Show every line where "last" occurs.

** BEGIN **

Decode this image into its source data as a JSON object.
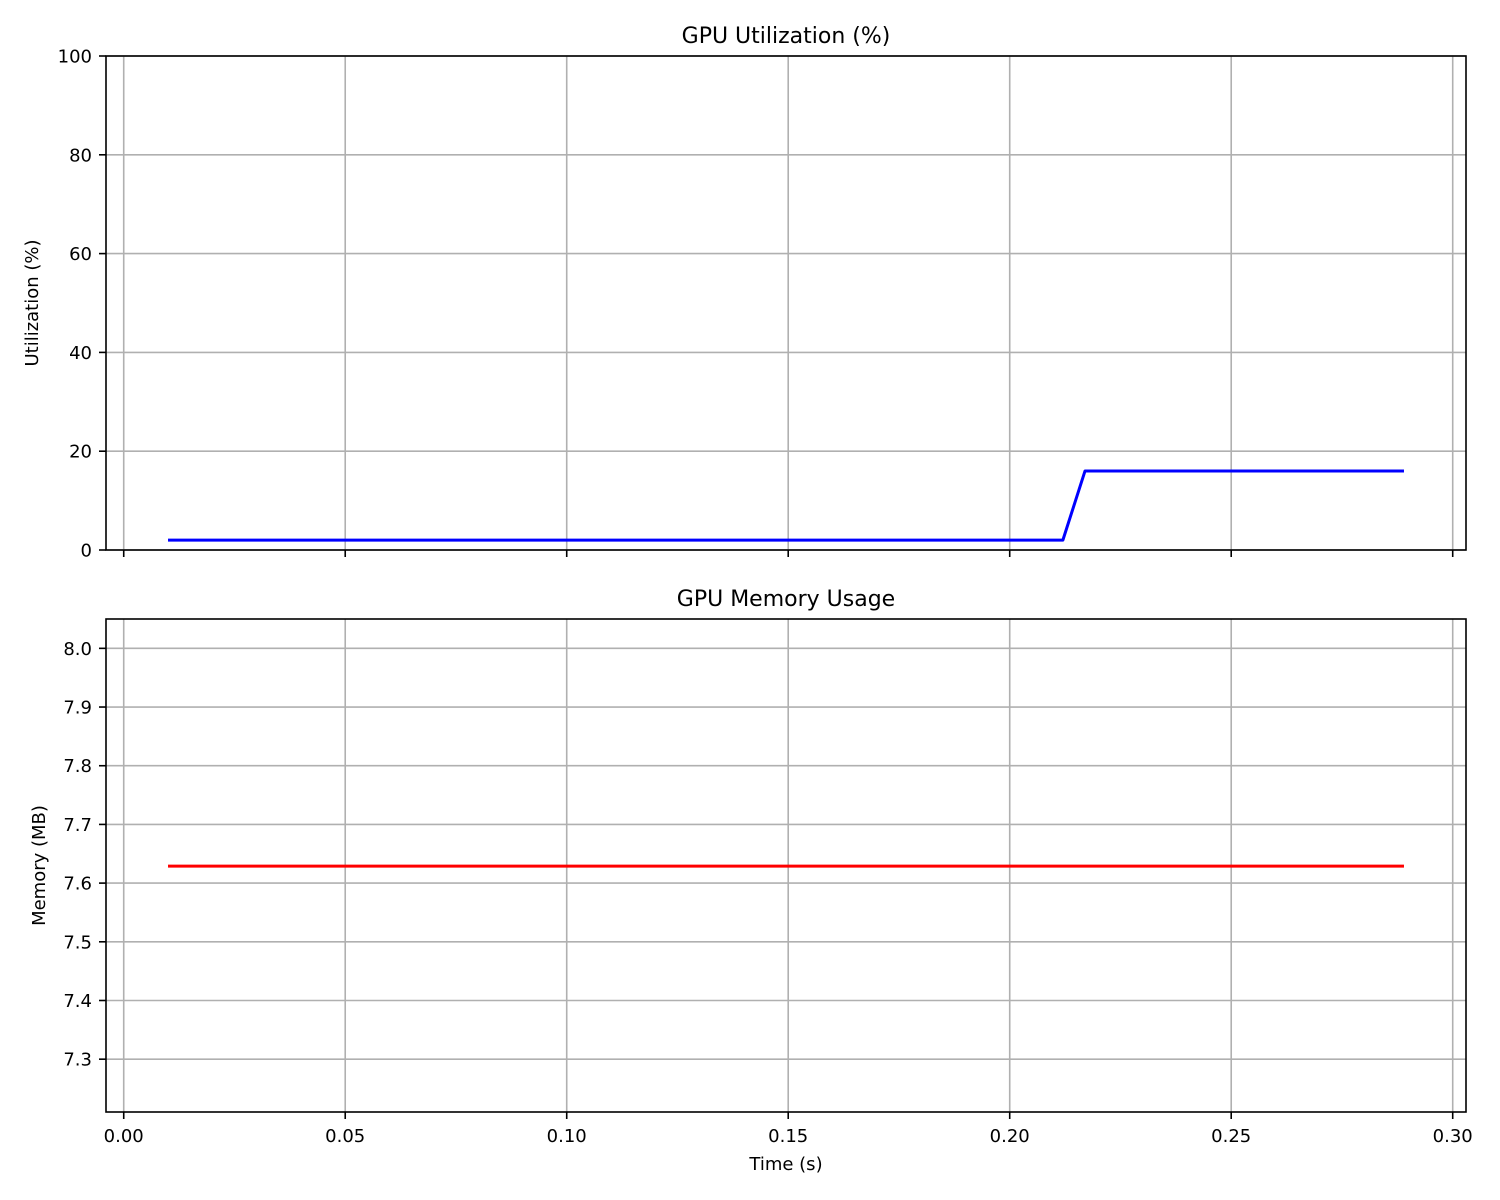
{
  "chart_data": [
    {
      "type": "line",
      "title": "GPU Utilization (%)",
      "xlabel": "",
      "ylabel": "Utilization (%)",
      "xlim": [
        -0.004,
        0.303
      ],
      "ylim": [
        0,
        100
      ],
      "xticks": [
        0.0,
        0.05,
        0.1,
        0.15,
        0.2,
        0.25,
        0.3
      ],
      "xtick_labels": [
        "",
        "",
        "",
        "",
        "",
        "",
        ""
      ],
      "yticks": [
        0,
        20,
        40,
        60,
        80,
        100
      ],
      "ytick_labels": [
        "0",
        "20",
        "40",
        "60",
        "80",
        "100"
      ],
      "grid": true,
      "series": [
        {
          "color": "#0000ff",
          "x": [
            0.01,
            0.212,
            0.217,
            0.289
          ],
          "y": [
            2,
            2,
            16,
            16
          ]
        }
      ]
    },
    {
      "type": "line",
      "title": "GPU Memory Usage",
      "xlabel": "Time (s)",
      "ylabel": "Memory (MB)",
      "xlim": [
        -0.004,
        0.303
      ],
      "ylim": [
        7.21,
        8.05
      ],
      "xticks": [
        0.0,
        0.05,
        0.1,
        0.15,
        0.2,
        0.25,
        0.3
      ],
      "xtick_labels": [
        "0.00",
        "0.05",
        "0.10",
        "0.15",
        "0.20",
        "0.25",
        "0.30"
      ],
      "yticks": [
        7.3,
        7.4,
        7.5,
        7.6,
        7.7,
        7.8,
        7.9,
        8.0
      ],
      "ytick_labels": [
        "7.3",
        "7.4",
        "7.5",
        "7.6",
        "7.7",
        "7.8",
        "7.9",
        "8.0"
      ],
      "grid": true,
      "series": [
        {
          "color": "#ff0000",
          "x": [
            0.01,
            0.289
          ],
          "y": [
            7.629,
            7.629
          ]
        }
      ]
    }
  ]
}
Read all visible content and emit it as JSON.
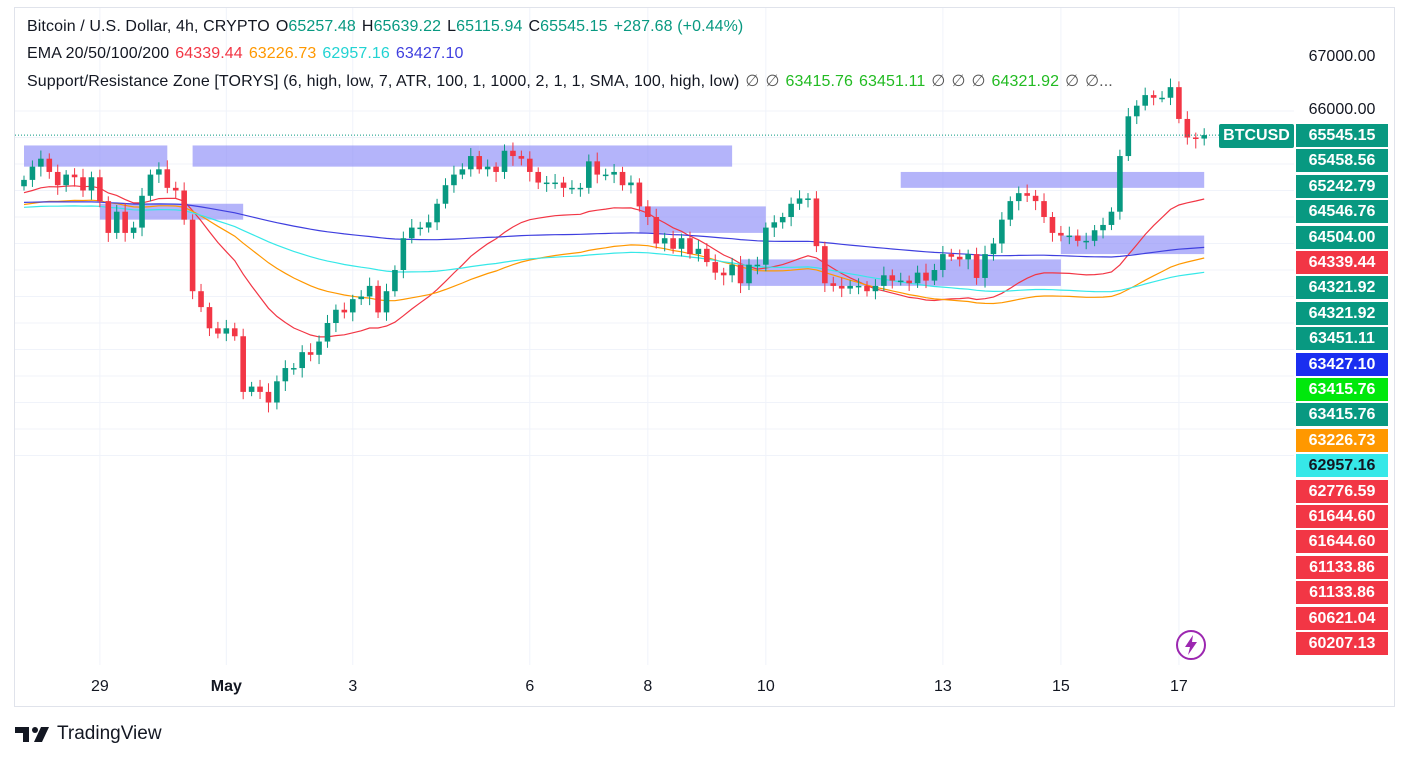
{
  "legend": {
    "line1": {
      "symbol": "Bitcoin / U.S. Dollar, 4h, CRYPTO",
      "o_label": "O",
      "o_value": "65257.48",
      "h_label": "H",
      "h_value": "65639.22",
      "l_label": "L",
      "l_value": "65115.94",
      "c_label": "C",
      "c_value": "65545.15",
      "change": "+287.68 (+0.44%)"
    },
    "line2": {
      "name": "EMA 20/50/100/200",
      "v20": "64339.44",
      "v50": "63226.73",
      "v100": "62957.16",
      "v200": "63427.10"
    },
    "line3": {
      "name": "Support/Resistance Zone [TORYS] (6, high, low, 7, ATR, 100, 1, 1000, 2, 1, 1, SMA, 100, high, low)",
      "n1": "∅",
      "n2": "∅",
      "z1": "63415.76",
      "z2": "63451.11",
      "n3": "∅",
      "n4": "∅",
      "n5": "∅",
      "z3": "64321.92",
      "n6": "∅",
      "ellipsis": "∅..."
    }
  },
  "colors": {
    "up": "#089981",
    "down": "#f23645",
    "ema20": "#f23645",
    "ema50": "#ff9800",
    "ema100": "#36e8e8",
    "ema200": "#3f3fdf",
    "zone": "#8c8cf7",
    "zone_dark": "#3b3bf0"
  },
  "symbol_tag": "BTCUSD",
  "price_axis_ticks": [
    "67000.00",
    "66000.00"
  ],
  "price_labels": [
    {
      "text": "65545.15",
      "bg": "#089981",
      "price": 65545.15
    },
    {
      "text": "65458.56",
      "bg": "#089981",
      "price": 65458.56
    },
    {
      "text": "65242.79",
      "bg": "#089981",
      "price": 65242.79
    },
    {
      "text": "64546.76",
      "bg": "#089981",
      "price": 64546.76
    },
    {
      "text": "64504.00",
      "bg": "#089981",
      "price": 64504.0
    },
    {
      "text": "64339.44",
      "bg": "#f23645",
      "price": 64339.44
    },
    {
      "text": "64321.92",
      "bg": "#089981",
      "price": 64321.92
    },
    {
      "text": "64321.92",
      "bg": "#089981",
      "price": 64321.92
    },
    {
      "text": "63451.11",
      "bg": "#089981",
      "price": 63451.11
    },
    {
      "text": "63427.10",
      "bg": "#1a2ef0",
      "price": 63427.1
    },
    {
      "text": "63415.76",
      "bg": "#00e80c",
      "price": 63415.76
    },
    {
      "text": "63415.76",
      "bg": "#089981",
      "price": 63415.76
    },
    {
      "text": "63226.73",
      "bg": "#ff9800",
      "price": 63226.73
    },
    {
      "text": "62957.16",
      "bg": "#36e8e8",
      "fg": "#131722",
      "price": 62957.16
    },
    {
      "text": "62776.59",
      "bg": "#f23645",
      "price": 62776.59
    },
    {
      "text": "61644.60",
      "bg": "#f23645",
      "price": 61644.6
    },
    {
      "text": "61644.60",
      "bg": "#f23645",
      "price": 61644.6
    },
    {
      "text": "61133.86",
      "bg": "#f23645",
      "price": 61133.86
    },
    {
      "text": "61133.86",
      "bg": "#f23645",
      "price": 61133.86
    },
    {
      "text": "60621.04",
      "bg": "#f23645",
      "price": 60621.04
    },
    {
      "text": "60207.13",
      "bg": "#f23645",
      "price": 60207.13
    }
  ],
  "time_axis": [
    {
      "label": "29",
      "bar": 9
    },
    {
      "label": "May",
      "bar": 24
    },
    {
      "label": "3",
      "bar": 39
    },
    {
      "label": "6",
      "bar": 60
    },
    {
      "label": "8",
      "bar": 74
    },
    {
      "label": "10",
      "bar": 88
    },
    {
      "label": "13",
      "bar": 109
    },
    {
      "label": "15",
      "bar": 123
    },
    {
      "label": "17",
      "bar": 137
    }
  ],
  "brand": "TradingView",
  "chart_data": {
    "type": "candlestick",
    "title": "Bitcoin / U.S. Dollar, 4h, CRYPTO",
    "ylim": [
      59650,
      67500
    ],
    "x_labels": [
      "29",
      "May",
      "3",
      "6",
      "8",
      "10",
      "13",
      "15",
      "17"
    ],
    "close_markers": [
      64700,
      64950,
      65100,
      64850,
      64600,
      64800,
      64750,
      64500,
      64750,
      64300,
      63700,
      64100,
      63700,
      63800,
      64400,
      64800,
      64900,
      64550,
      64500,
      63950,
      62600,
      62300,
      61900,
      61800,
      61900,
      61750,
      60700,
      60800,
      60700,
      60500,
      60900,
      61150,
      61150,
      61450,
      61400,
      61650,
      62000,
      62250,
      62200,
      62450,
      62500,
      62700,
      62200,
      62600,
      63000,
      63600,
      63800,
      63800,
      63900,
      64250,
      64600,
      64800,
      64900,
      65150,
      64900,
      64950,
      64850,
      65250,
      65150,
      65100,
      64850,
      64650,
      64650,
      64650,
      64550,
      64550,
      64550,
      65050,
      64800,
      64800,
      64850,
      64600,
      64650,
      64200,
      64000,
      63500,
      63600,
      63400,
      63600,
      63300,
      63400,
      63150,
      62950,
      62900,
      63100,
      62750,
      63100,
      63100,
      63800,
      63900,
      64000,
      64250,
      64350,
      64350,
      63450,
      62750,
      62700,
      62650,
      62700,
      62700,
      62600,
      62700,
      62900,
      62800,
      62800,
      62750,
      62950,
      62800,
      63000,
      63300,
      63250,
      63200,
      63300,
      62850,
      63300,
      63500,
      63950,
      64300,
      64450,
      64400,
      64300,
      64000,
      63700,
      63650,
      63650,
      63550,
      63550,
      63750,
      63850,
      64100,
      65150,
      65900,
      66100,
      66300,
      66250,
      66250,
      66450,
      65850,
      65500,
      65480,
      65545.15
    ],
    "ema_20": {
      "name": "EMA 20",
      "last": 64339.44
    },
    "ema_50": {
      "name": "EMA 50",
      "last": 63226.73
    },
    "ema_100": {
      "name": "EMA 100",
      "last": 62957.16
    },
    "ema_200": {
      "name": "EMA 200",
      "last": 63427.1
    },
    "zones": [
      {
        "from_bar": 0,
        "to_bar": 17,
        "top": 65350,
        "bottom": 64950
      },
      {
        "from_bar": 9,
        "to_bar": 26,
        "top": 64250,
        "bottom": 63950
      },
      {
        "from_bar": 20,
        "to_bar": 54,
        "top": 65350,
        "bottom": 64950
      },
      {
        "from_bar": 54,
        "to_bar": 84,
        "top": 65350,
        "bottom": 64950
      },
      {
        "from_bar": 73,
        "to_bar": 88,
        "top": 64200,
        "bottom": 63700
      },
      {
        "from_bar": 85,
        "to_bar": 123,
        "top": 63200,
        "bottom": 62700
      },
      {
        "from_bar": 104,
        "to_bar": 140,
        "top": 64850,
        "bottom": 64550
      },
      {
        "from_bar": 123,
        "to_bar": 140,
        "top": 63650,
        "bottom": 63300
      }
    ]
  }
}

** END **

FINAL RESULT:
      "last": 64339.44
      "last": 63226.73
      "last": 62957.16
      "last": 63427.1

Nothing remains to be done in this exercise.